▸ Work instructions:
All of the records must be given again exactly.

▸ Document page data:
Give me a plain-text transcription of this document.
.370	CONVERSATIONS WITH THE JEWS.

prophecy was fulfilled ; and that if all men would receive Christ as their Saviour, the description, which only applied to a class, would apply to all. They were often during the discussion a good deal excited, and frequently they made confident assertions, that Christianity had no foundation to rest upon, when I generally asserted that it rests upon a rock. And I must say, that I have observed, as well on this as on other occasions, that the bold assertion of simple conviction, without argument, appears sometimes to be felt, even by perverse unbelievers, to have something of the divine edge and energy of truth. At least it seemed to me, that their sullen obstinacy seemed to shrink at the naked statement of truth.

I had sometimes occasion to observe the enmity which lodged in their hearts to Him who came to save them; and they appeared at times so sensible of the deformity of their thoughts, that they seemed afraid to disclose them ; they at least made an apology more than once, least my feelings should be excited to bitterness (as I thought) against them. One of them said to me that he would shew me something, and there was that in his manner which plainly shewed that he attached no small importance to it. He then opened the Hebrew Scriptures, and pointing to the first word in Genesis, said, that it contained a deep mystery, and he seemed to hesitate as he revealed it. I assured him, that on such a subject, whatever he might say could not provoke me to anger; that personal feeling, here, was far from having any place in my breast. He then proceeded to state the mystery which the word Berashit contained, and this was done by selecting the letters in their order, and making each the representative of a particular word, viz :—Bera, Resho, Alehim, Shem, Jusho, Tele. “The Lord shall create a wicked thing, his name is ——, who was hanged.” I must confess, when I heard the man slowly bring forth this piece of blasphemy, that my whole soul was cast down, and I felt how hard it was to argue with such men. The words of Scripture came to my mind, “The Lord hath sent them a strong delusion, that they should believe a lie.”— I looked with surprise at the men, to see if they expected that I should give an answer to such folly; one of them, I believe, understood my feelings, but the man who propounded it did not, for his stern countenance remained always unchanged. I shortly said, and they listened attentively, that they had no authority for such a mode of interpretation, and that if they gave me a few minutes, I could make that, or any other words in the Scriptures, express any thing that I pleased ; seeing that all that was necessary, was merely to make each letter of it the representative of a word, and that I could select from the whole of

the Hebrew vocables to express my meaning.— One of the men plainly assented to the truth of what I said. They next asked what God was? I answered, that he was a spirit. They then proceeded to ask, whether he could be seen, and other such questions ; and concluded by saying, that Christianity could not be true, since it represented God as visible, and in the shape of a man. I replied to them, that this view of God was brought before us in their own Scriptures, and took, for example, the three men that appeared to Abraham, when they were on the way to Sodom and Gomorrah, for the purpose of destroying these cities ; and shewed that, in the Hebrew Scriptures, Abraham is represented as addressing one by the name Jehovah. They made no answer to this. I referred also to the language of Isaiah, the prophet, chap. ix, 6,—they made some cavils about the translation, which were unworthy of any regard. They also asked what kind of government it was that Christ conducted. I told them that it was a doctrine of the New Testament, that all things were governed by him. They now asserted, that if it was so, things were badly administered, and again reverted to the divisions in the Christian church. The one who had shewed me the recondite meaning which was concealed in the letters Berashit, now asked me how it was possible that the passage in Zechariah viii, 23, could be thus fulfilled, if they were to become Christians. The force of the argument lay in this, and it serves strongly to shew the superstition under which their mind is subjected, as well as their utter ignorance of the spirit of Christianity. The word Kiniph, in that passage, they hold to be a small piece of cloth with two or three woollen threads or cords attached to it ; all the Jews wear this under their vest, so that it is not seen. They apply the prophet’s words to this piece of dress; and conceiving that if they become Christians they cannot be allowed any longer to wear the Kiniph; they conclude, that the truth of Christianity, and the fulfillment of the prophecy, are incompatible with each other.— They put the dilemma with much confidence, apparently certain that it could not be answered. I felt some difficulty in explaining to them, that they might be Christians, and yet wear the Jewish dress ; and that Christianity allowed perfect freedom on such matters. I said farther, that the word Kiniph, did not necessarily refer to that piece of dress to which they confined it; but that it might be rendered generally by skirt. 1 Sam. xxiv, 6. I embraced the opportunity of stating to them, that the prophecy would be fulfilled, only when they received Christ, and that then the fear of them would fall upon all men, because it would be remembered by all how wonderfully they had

▸ Your response:
Give me a plain-text transcription of this document.
.370	CONVERSATIONS WITH THE JEWS.

prophecy was fulfilled ; and that if all men would receive Christ as their Saviour, the description, which only applied to a class, would apply to all. They were often during the discussion a good deal excited, and frequently they made confident assertions, that Christianity had no foundation to rest upon, when I generally asserted that it rests upon a rock. And I must say, that I have observed, as well on this as on other occasions, that the bold assertion of simple conviction, without argument, appears sometimes to be felt, even by perverse unbelievers, to have something of the divine edge and energy of truth. At least it seemed to me, that their sullen obstinacy seemed to shrink at the naked statement of truth.

I had sometimes occasion to observe the enmity which lodged in their hearts to Him who came to save them; and they appeared at times so sensible of the deformity of their thoughts, that they seemed afraid to disclose them ; they at least made an apology more than once, least my feelings should be excited to bitterness (as I thought) against them. One of them said to me that he would shew me something, and there was that in his manner which plainly shewed that he attached no small importance to it. He then opened the Hebrew Scriptures, and pointing to the first word in Genesis, said, that it contained a deep mystery, and he seemed to hesitate as he revealed it. I assured him, that on such a subject, whatever he might say could not provoke me to anger; that personal feeling, here, was far from having any place in my breast. He then proceeded to state the mystery which the word Berashit contained, and this was done by selecting the letters in their order, and making each the representative of a particular word, viz :—Bera, Resho, Alehim, Shem, Jusho, Tele. “The Lord shall create a wicked thing, his name is ——, who was hanged.” I must confess, when I heard the man slowly bring forth this piece of blasphemy, that my whole soul was cast down, and I felt how hard it was to argue with such men. The words of Scripture came to my mind, “The Lord hath sent them a strong delusion, that they should believe a lie.”— I looked with surprise at the men, to see if they expected that I should give an answer to such folly; one of them, I believe, understood my feelings, but the man who propounded it did not, for his stern countenance remained always unchanged. I shortly said, and they listened attentively, that they had no authority for such a mode of interpretation, and that if they gave me a few minutes, I could make that, or any other words in the Scriptures, express any thing that I pleased ; seeing that all that was necessary, was merely to make each letter of it the representative of a word, and that I could select from the whole of

the Hebrew vocables to express my meaning.— One of the men plainly assented to the truth of what I said. They next asked what God was? I answered, that he was a spirit. They then proceeded to ask, whether he could be seen, and other such questions ; and concluded by saying, that Christianity could not be true, since it represented God as visible, and in the shape of a man. I replied to them, that this view of God was brought before us in their own Scriptures, and took, for example, the three men that appeared to Abraham, when they were on the way to Sodom and Gomorrah, for the purpose of destroying these cities ; and shewed that, in the Hebrew Scriptures, Abraham is represented as addressing one by the name Jehovah. They made no answer to this. I referred also to the language of Isaiah, the prophet, chap. ix, 6,—they made some cavils about the translation, which were unworthy of any regard. They also asked what kind of government it was that Christ conducted. I told them that it was a doctrine of the New Testament, that all things were governed by him. They now asserted, that if it was so, things were badly administered, and again reverted to the divisions in the Christian church. The one who had shewed me the recondite meaning which was concealed in the letters Berashit, now asked me how it was possible that the passage in Zechariah viii, 23, could be thus fulfilled, if they were to become Christians. The force of the argument lay in this, and it serves strongly to shew the superstition under which their mind is subjected, as well as their utter ignorance of the spirit of Christianity. The word Kiniph, in that passage, they hold to be a small piece of cloth with two or three woollen threads or cords attached to it ; all the Jews wear this under their vest, so that it is not seen. They apply the prophet’s words to this piece of dress; and conceiving that if they become Christians they cannot be allowed any longer to wear the Kiniph; they conclude, that the truth of Christianity, and the fulfillment of the prophecy, are incompatible with each other.— They put the dilemma with much confidence, apparently certain that it could not be answered. I felt some difficulty in explaining to them, that they might be Christians, and yet wear the Jewish dress ; and that Christianity allowed perfect freedom on such matters. I said farther, that the word Kiniph, did not necessarily refer to that piece of dress to which they confined it; but that it might be rendered generally by skirt. 1 Sam. xxiv, 6. I embraced the opportunity of stating to them, that the prophecy would be fulfilled, only when they received Christ, and that then the fear of them would fall upon all men, because it would be remembered by all how wonderfully they had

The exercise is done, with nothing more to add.